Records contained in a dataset
....

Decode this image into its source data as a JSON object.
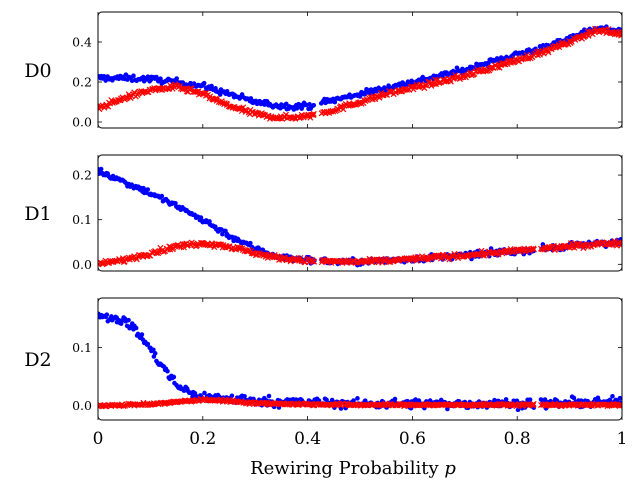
{
  "chart_data": {
    "type": "scatter",
    "xlabel": "Rewiring Probability",
    "xlabel_var": "p",
    "xlim": [
      0,
      1
    ],
    "xticks": [
      "0",
      "0.2",
      "0.4",
      "0.6",
      "0.8",
      "1"
    ],
    "xtick_values": [
      0,
      0.2,
      0.4,
      0.6,
      0.8,
      1
    ],
    "colors": {
      "series_a": "#0000ff",
      "series_b": "#ff0000",
      "frame": "#000000"
    },
    "markers": {
      "series_a": "dot",
      "series_b": "cross"
    },
    "panels": [
      {
        "label": "D0",
        "ylim": [
          -0.03,
          0.55
        ],
        "yticks": [
          "0.0",
          "0.2",
          "0.4"
        ],
        "ytick_values": [
          0.0,
          0.2,
          0.4
        ],
        "gaps": [
          0.42
        ],
        "series_a": {
          "x": [
            0,
            0.05,
            0.1,
            0.15,
            0.2,
            0.25,
            0.3,
            0.35,
            0.4,
            0.45,
            0.5,
            0.55,
            0.6,
            0.65,
            0.7,
            0.75,
            0.8,
            0.85,
            0.9,
            0.95,
            1
          ],
          "y": [
            0.22,
            0.22,
            0.215,
            0.2,
            0.18,
            0.14,
            0.1,
            0.08,
            0.08,
            0.11,
            0.14,
            0.17,
            0.2,
            0.23,
            0.26,
            0.3,
            0.34,
            0.37,
            0.42,
            0.47,
            0.45
          ],
          "noise": 0.015
        },
        "series_b": {
          "x": [
            0,
            0.05,
            0.1,
            0.15,
            0.2,
            0.25,
            0.3,
            0.35,
            0.4,
            0.45,
            0.5,
            0.55,
            0.6,
            0.65,
            0.7,
            0.75,
            0.8,
            0.85,
            0.9,
            0.95,
            1
          ],
          "y": [
            0.07,
            0.12,
            0.16,
            0.175,
            0.14,
            0.08,
            0.04,
            0.02,
            0.03,
            0.06,
            0.1,
            0.14,
            0.17,
            0.2,
            0.23,
            0.27,
            0.31,
            0.35,
            0.4,
            0.46,
            0.44
          ],
          "noise": 0.012
        }
      },
      {
        "label": "D1",
        "ylim": [
          -0.015,
          0.245
        ],
        "yticks": [
          "0.0",
          "0.1",
          "0.2"
        ],
        "ytick_values": [
          0.0,
          0.1,
          0.2
        ],
        "gaps": [
          0.42,
          0.84
        ],
        "series_a": {
          "x": [
            0,
            0.05,
            0.1,
            0.15,
            0.2,
            0.25,
            0.3,
            0.35,
            0.4,
            0.45,
            0.5,
            0.55,
            0.6,
            0.65,
            0.7,
            0.75,
            0.8,
            0.85,
            0.9,
            0.95,
            1
          ],
          "y": [
            0.21,
            0.185,
            0.16,
            0.13,
            0.1,
            0.065,
            0.035,
            0.015,
            0.01,
            0.006,
            0.005,
            0.008,
            0.012,
            0.016,
            0.02,
            0.025,
            0.03,
            0.035,
            0.04,
            0.047,
            0.05
          ],
          "noise": 0.007
        },
        "series_b": {
          "x": [
            0,
            0.05,
            0.1,
            0.15,
            0.2,
            0.25,
            0.3,
            0.35,
            0.4,
            0.45,
            0.5,
            0.55,
            0.6,
            0.65,
            0.7,
            0.75,
            0.8,
            0.85,
            0.9,
            0.95,
            1
          ],
          "y": [
            0.0,
            0.01,
            0.025,
            0.04,
            0.048,
            0.04,
            0.025,
            0.013,
            0.008,
            0.006,
            0.005,
            0.008,
            0.012,
            0.016,
            0.02,
            0.025,
            0.03,
            0.035,
            0.04,
            0.045,
            0.048
          ],
          "noise": 0.005
        }
      },
      {
        "label": "D2",
        "ylim": [
          -0.025,
          0.185
        ],
        "yticks": [
          "0.0",
          "0.1"
        ],
        "ytick_values": [
          0.0,
          0.1
        ],
        "gaps": [
          0.84
        ],
        "series_a": {
          "x": [
            0,
            0.03,
            0.06,
            0.09,
            0.12,
            0.15,
            0.18,
            0.2,
            0.25,
            0.3,
            0.4,
            0.5,
            0.6,
            0.7,
            0.8,
            0.9,
            1
          ],
          "y": [
            0.155,
            0.152,
            0.14,
            0.11,
            0.07,
            0.035,
            0.02,
            0.015,
            0.012,
            0.008,
            0.005,
            0.003,
            0.003,
            0.003,
            0.003,
            0.004,
            0.006
          ],
          "noise": 0.008
        },
        "series_b": {
          "x": [
            0,
            0.1,
            0.15,
            0.2,
            0.25,
            0.3,
            0.4,
            0.5,
            0.6,
            0.7,
            0.8,
            0.9,
            1
          ],
          "y": [
            0.0,
            0.002,
            0.006,
            0.01,
            0.008,
            0.004,
            0.002,
            0.001,
            0.001,
            0.001,
            0.001,
            0.001,
            0.001
          ],
          "noise": 0.002
        }
      }
    ]
  }
}
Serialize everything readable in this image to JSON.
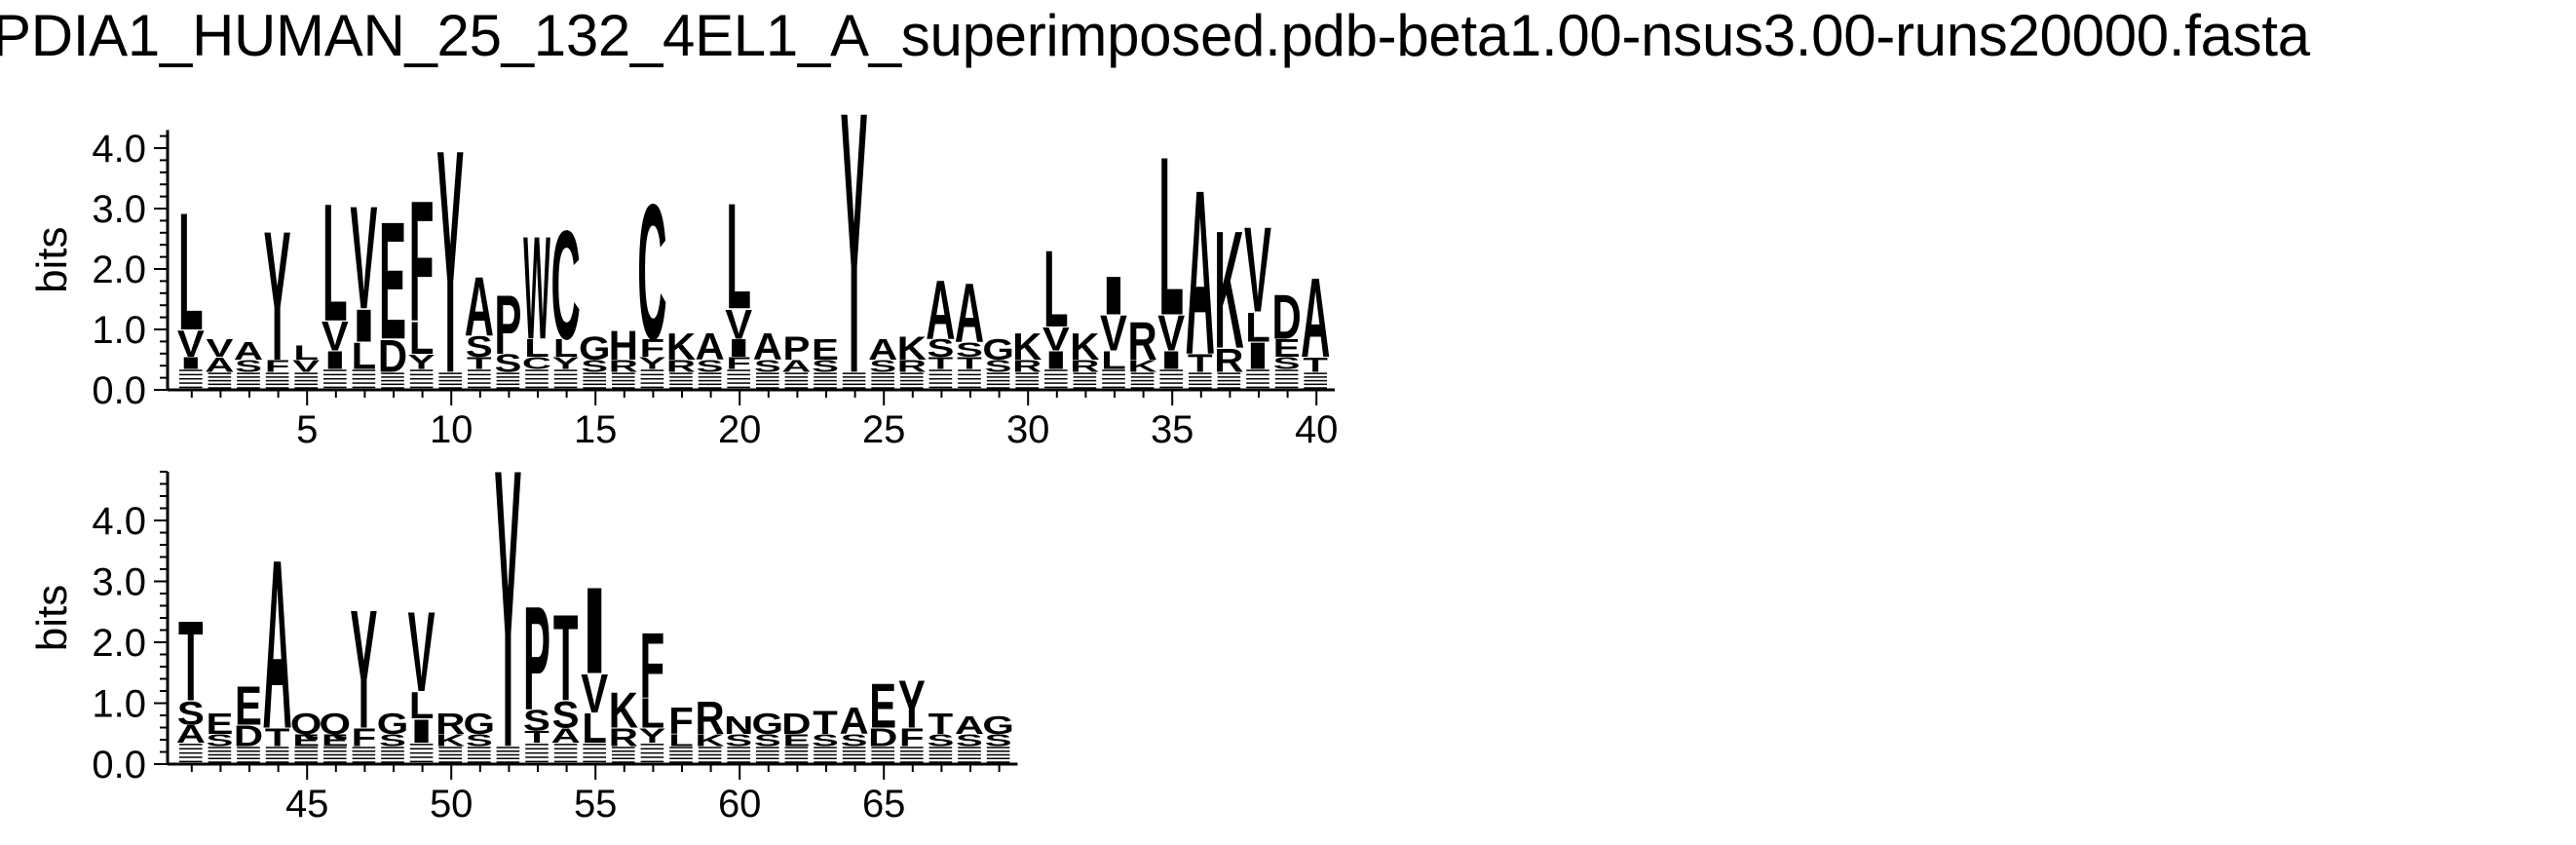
{
  "title": "PDIA1_HUMAN_25_132_4EL1_A_superimposed.pdb-beta1.00-nsus3.00-runs20000.fasta",
  "chart_data": [
    {
      "type": "sequence-logo",
      "ylabel": "bits",
      "ylim": [
        0,
        4.3
      ],
      "yticks": [
        "0.0",
        "1.0",
        "2.0",
        "3.0",
        "4.0"
      ],
      "xlim": [
        1,
        40
      ],
      "xticks": [
        5,
        10,
        15,
        20,
        25,
        30,
        35,
        40
      ],
      "positions": [
        {
          "pos": 1,
          "letters": [
            [
              "L",
              2.0
            ],
            [
              "V",
              0.45
            ],
            [
              "I",
              0.2
            ]
          ]
        },
        {
          "pos": 2,
          "letters": [
            [
              "V",
              0.3
            ],
            [
              "A",
              0.25
            ]
          ]
        },
        {
          "pos": 3,
          "letters": [
            [
              "A",
              0.3
            ],
            [
              "S",
              0.2
            ]
          ]
        },
        {
          "pos": 4,
          "letters": [
            [
              "Y",
              2.2
            ],
            [
              "F",
              0.2
            ]
          ]
        },
        {
          "pos": 5,
          "letters": [
            [
              "L",
              0.25
            ],
            [
              "V",
              0.2
            ]
          ]
        },
        {
          "pos": 6,
          "letters": [
            [
              "L",
              2.0
            ],
            [
              "V",
              0.5
            ],
            [
              "I",
              0.3
            ]
          ]
        },
        {
          "pos": 7,
          "letters": [
            [
              "V",
              1.75
            ],
            [
              "I",
              0.55
            ],
            [
              "L",
              0.45
            ]
          ]
        },
        {
          "pos": 8,
          "letters": [
            [
              "E",
              2.0
            ],
            [
              "D",
              0.55
            ]
          ]
        },
        {
          "pos": 9,
          "letters": [
            [
              "F",
              2.05
            ],
            [
              "L",
              0.55
            ],
            [
              "Y",
              0.25
            ]
          ]
        },
        {
          "pos": 10,
          "letters": [
            [
              "Y",
              3.8
            ]
          ]
        },
        {
          "pos": 11,
          "letters": [
            [
              "A",
              1.0
            ],
            [
              "S",
              0.35
            ],
            [
              "T",
              0.2
            ]
          ]
        },
        {
          "pos": 12,
          "letters": [
            [
              "P",
              1.0
            ],
            [
              "S",
              0.3
            ]
          ]
        },
        {
          "pos": 13,
          "letters": [
            [
              "W",
              1.75
            ],
            [
              "L",
              0.3
            ],
            [
              "C",
              0.2
            ]
          ]
        },
        {
          "pos": 14,
          "letters": [
            [
              "C",
              1.85
            ],
            [
              "L",
              0.3
            ],
            [
              "Y",
              0.2
            ]
          ]
        },
        {
          "pos": 15,
          "letters": [
            [
              "G",
              0.4
            ],
            [
              "S",
              0.2
            ]
          ]
        },
        {
          "pos": 16,
          "letters": [
            [
              "H",
              0.5
            ],
            [
              "R",
              0.2
            ]
          ]
        },
        {
          "pos": 17,
          "letters": [
            [
              "C",
              2.3
            ],
            [
              "F",
              0.3
            ],
            [
              "Y",
              0.2
            ]
          ]
        },
        {
          "pos": 18,
          "letters": [
            [
              "K",
              0.45
            ],
            [
              "R",
              0.2
            ]
          ]
        },
        {
          "pos": 19,
          "letters": [
            [
              "A",
              0.45
            ],
            [
              "S",
              0.2
            ]
          ]
        },
        {
          "pos": 20,
          "letters": [
            [
              "L",
              1.8
            ],
            [
              "V",
              0.5
            ],
            [
              "I",
              0.3
            ],
            [
              "F",
              0.2
            ]
          ]
        },
        {
          "pos": 21,
          "letters": [
            [
              "A",
              0.45
            ],
            [
              "S",
              0.2
            ]
          ]
        },
        {
          "pos": 22,
          "letters": [
            [
              "P",
              0.4
            ],
            [
              "A",
              0.2
            ]
          ]
        },
        {
          "pos": 23,
          "letters": [
            [
              "E",
              0.35
            ],
            [
              "S",
              0.2
            ]
          ]
        },
        {
          "pos": 24,
          "letters": [
            [
              "Y",
              4.45
            ]
          ]
        },
        {
          "pos": 25,
          "letters": [
            [
              "A",
              0.35
            ],
            [
              "S",
              0.2
            ]
          ]
        },
        {
          "pos": 26,
          "letters": [
            [
              "K",
              0.4
            ],
            [
              "R",
              0.2
            ]
          ]
        },
        {
          "pos": 27,
          "letters": [
            [
              "A",
              1.0
            ],
            [
              "S",
              0.3
            ],
            [
              "T",
              0.2
            ]
          ]
        },
        {
          "pos": 28,
          "letters": [
            [
              "A",
              1.0
            ],
            [
              "S",
              0.25
            ],
            [
              "T",
              0.2
            ]
          ]
        },
        {
          "pos": 29,
          "letters": [
            [
              "G",
              0.35
            ],
            [
              "S",
              0.2
            ]
          ]
        },
        {
          "pos": 30,
          "letters": [
            [
              "K",
              0.45
            ],
            [
              "R",
              0.2
            ]
          ]
        },
        {
          "pos": 31,
          "letters": [
            [
              "L",
              1.3
            ],
            [
              "V",
              0.4
            ],
            [
              "I",
              0.3
            ]
          ]
        },
        {
          "pos": 32,
          "letters": [
            [
              "K",
              0.45
            ],
            [
              "R",
              0.2
            ]
          ]
        },
        {
          "pos": 33,
          "letters": [
            [
              "I",
              0.65
            ],
            [
              "V",
              0.6
            ],
            [
              "L",
              0.3
            ]
          ]
        },
        {
          "pos": 34,
          "letters": [
            [
              "R",
              0.65
            ],
            [
              "K",
              0.2
            ]
          ]
        },
        {
          "pos": 35,
          "letters": [
            [
              "L",
              2.7
            ],
            [
              "V",
              0.6
            ],
            [
              "I",
              0.3
            ]
          ]
        },
        {
          "pos": 36,
          "letters": [
            [
              "A",
              2.8
            ],
            [
              "T",
              0.3
            ]
          ]
        },
        {
          "pos": 37,
          "letters": [
            [
              "K",
              2.0
            ],
            [
              "R",
              0.4
            ]
          ]
        },
        {
          "pos": 38,
          "letters": [
            [
              "V",
              1.45
            ],
            [
              "I",
              0.45
            ],
            [
              "L",
              0.5
            ]
          ]
        },
        {
          "pos": 39,
          "letters": [
            [
              "D",
              0.75
            ],
            [
              "E",
              0.3
            ],
            [
              "S",
              0.2
            ]
          ]
        },
        {
          "pos": 40,
          "letters": [
            [
              "A",
              1.35
            ],
            [
              "T",
              0.25
            ]
          ]
        }
      ]
    },
    {
      "type": "sequence-logo",
      "ylabel": "bits",
      "ylim": [
        0,
        4.8
      ],
      "yticks": [
        "0.0",
        "1.0",
        "2.0",
        "3.0",
        "4.0"
      ],
      "xlim": [
        41,
        69
      ],
      "xticks": [
        45,
        50,
        55,
        60,
        65
      ],
      "positions": [
        {
          "pos": 41,
          "letters": [
            [
              "T",
              1.35
            ],
            [
              "S",
              0.4
            ],
            [
              "A",
              0.3
            ]
          ]
        },
        {
          "pos": 42,
          "letters": [
            [
              "E",
              0.35
            ],
            [
              "S",
              0.2
            ]
          ]
        },
        {
          "pos": 43,
          "letters": [
            [
              "E",
              0.65
            ],
            [
              "D",
              0.35
            ]
          ]
        },
        {
          "pos": 44,
          "letters": [
            [
              "A",
              2.85
            ],
            [
              "T",
              0.3
            ]
          ]
        },
        {
          "pos": 45,
          "letters": [
            [
              "Q",
              0.35
            ],
            [
              "E",
              0.2
            ]
          ]
        },
        {
          "pos": 46,
          "letters": [
            [
              "Q",
              0.35
            ],
            [
              "E",
              0.2
            ]
          ]
        },
        {
          "pos": 47,
          "letters": [
            [
              "Y",
              2.0
            ],
            [
              "F",
              0.3
            ]
          ]
        },
        {
          "pos": 48,
          "letters": [
            [
              "G",
              0.35
            ],
            [
              "S",
              0.2
            ]
          ]
        },
        {
          "pos": 49,
          "letters": [
            [
              "V",
              1.35
            ],
            [
              "I",
              0.4
            ],
            [
              "L",
              0.45
            ]
          ]
        },
        {
          "pos": 50,
          "letters": [
            [
              "R",
              0.35
            ],
            [
              "K",
              0.2
            ]
          ]
        },
        {
          "pos": 51,
          "letters": [
            [
              "G",
              0.35
            ],
            [
              "S",
              0.2
            ]
          ]
        },
        {
          "pos": 52,
          "letters": [
            [
              "Y",
              4.7
            ]
          ]
        },
        {
          "pos": 53,
          "letters": [
            [
              "P",
              1.75
            ],
            [
              "S",
              0.35
            ],
            [
              "T",
              0.2
            ]
          ]
        },
        {
          "pos": 54,
          "letters": [
            [
              "T",
              1.45
            ],
            [
              "S",
              0.45
            ],
            [
              "A",
              0.25
            ]
          ]
        },
        {
          "pos": 55,
          "letters": [
            [
              "I",
              1.45
            ],
            [
              "V",
              0.65
            ],
            [
              "L",
              0.5
            ]
          ]
        },
        {
          "pos": 56,
          "letters": [
            [
              "K",
              0.6
            ],
            [
              "R",
              0.3
            ]
          ]
        },
        {
          "pos": 57,
          "letters": [
            [
              "F",
              1.1
            ],
            [
              "L",
              0.5
            ],
            [
              "Y",
              0.25
            ]
          ]
        },
        {
          "pos": 58,
          "letters": [
            [
              "F",
              0.45
            ],
            [
              "L",
              0.2
            ]
          ]
        },
        {
          "pos": 59,
          "letters": [
            [
              "R",
              0.55
            ],
            [
              "K",
              0.2
            ]
          ]
        },
        {
          "pos": 60,
          "letters": [
            [
              "N",
              0.3
            ],
            [
              "S",
              0.2
            ]
          ]
        },
        {
          "pos": 61,
          "letters": [
            [
              "G",
              0.35
            ],
            [
              "S",
              0.2
            ]
          ]
        },
        {
          "pos": 62,
          "letters": [
            [
              "D",
              0.35
            ],
            [
              "E",
              0.2
            ]
          ]
        },
        {
          "pos": 63,
          "letters": [
            [
              "T",
              0.4
            ],
            [
              "S",
              0.2
            ]
          ]
        },
        {
          "pos": 64,
          "letters": [
            [
              "A",
              0.45
            ],
            [
              "S",
              0.2
            ]
          ]
        },
        {
          "pos": 65,
          "letters": [
            [
              "E",
              0.75
            ],
            [
              "D",
              0.3
            ]
          ]
        },
        {
          "pos": 66,
          "letters": [
            [
              "Y",
              0.8
            ],
            [
              "F",
              0.3
            ]
          ]
        },
        {
          "pos": 67,
          "letters": [
            [
              "T",
              0.35
            ],
            [
              "S",
              0.2
            ]
          ]
        },
        {
          "pos": 68,
          "letters": [
            [
              "A",
              0.3
            ],
            [
              "S",
              0.2
            ]
          ]
        },
        {
          "pos": 69,
          "letters": [
            [
              "G",
              0.3
            ],
            [
              "S",
              0.2
            ]
          ]
        }
      ]
    }
  ]
}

....

### Objective:
In the entries above, locate every line with the word "noise" and copy it.

### Exercise result:
          "noise": 0.015
          "noise": 0.012
          "noise": 0.007
          "noise": 0.005
          "noise": 0.008
          "noise": 0.002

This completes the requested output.